Written exercise: How many lines in the entries below include the string "Output"? Answer with the number only.

[Collection entries]
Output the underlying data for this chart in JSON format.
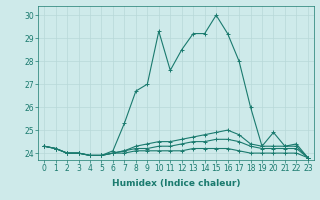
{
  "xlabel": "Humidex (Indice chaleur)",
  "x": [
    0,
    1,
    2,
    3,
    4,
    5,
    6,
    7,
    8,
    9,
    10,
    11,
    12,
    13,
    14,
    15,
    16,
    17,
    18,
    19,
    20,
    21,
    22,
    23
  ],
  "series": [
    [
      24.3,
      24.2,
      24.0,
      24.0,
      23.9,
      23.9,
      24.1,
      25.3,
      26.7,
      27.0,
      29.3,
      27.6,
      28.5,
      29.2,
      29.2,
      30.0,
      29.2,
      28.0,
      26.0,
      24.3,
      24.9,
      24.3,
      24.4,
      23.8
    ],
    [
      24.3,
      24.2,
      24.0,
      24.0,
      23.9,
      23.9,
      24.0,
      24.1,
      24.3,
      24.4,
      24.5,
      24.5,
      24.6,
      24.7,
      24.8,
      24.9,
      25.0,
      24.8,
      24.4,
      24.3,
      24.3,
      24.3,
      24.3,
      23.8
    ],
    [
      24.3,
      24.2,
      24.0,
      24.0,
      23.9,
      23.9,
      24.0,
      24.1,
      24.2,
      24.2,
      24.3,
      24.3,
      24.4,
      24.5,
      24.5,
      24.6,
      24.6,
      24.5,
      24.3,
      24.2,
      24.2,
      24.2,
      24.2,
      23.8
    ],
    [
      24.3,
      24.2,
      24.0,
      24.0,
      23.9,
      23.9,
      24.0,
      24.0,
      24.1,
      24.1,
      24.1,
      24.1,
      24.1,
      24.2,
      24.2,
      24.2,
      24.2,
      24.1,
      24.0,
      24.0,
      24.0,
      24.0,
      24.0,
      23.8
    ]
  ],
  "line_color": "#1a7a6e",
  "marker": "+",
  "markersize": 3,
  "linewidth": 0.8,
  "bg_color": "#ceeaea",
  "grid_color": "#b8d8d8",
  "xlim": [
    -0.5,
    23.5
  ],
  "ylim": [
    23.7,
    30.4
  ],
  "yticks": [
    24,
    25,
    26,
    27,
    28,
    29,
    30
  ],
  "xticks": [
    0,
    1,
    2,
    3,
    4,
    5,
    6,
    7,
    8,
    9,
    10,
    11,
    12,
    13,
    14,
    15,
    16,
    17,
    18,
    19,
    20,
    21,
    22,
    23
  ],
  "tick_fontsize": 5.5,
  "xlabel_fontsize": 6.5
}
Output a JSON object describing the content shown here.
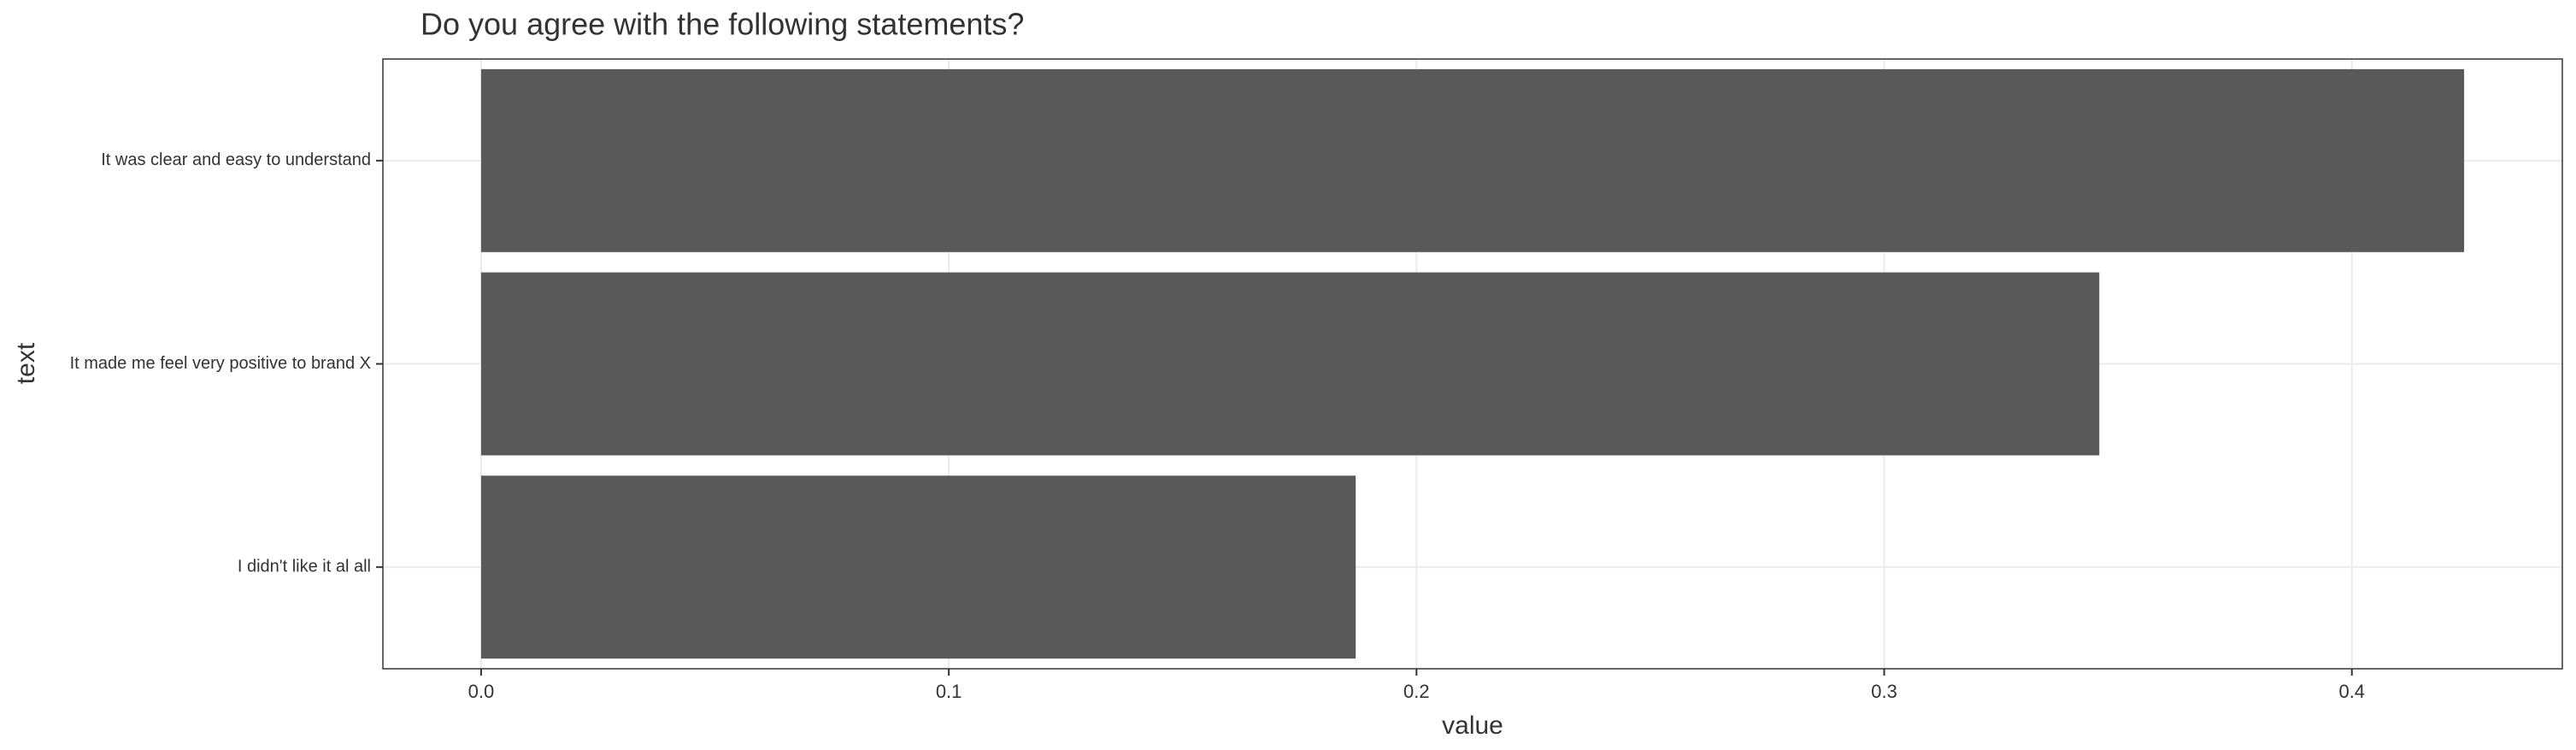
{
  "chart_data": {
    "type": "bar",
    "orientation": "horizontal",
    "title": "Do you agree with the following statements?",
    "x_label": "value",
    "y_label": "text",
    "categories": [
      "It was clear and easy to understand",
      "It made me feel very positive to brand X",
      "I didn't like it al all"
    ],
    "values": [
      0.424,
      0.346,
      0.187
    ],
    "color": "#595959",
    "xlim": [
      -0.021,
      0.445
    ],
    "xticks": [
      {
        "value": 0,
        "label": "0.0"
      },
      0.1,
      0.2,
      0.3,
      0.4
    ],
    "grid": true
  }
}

---

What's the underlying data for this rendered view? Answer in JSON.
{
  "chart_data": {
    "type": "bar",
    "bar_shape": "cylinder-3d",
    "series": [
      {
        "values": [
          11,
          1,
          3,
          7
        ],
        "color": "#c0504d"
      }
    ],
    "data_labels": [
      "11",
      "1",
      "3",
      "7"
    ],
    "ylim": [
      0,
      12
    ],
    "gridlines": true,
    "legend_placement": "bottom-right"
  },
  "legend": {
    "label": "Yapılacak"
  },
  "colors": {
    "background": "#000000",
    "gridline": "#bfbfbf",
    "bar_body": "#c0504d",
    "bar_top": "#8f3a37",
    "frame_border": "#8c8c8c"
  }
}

Exercise response: 2